- Aim
Copy every one of the items below line for line, keeping each character the same.

- Dataset content
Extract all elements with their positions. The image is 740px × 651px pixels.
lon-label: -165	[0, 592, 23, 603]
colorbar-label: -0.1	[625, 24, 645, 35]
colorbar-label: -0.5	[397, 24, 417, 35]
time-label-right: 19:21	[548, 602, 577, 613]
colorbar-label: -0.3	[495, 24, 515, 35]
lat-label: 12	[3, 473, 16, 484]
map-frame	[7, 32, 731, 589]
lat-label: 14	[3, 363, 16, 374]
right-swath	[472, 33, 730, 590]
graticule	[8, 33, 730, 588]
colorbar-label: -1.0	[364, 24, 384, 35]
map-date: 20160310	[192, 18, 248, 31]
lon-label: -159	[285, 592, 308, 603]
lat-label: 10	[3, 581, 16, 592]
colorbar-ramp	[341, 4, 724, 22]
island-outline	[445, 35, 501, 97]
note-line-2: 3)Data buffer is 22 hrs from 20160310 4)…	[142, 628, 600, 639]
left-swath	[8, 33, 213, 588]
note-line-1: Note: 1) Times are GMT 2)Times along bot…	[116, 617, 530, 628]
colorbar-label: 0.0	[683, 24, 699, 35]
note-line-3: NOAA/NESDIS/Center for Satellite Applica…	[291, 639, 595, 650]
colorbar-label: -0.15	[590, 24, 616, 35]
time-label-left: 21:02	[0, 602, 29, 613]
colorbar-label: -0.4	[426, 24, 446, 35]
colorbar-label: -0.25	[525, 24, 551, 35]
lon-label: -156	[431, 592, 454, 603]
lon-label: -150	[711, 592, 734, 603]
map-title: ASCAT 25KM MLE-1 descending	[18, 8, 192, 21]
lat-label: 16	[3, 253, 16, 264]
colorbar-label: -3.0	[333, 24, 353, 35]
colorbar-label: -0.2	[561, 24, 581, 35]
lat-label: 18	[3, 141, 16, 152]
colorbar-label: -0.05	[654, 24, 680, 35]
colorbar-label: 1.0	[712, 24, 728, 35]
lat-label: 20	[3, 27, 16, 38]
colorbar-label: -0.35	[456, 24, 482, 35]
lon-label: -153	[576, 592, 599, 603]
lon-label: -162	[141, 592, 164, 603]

- Result of the task
Extract all elements with their positions. The image is 740px × 651px pixels.
lon-label: -165	[0, 592, 23, 603]
colorbar-label: -0.1	[625, 24, 645, 35]
colorbar-label: -0.5	[397, 24, 417, 35]
time-label-right: 19:21	[548, 602, 577, 613]
colorbar-label: -0.3	[495, 24, 515, 35]
lat-label: 12	[3, 473, 16, 484]
map-frame	[7, 32, 731, 589]
lat-label: 14	[3, 363, 16, 374]
right-swath	[472, 33, 730, 590]
graticule	[8, 33, 730, 588]
colorbar-label: -1.0	[364, 24, 384, 35]
map-date: 20160310	[192, 18, 248, 31]
lon-label: -159	[285, 592, 308, 603]
lat-label: 10	[3, 581, 16, 592]
colorbar-ramp	[341, 4, 724, 22]
island-outline	[445, 35, 501, 97]
note-line-2: 3)Data buffer is 22 hrs from 20160310 4)…	[142, 628, 600, 639]
left-swath	[8, 33, 213, 588]
note-line-1: Note: 1) Times are GMT 2)Times along bot…	[116, 617, 530, 628]
colorbar-label: 0.0	[683, 24, 699, 35]
note-line-3: NOAA/NESDIS/Center for Satellite Applica…	[291, 639, 595, 650]
colorbar-label: -0.15	[590, 24, 616, 35]
time-label-left: 21:02	[0, 602, 29, 613]
colorbar-label: -0.4	[426, 24, 446, 35]
colorbar-label: -0.25	[525, 24, 551, 35]
lon-label: -156	[431, 592, 454, 603]
lon-label: -150	[711, 592, 734, 603]
map-title: ASCAT 25KM MLE-1 descending	[18, 8, 192, 21]
lat-label: 16	[3, 253, 16, 264]
colorbar-label: -3.0	[333, 24, 353, 35]
colorbar-label: -0.2	[561, 24, 581, 35]
lat-label: 18	[3, 141, 16, 152]
colorbar-label: -0.05	[654, 24, 680, 35]
colorbar-label: 1.0	[712, 24, 728, 35]
lat-label: 20	[3, 27, 16, 38]
colorbar-label: -0.35	[456, 24, 482, 35]
lon-label: -153	[576, 592, 599, 603]
lon-label: -162	[141, 592, 164, 603]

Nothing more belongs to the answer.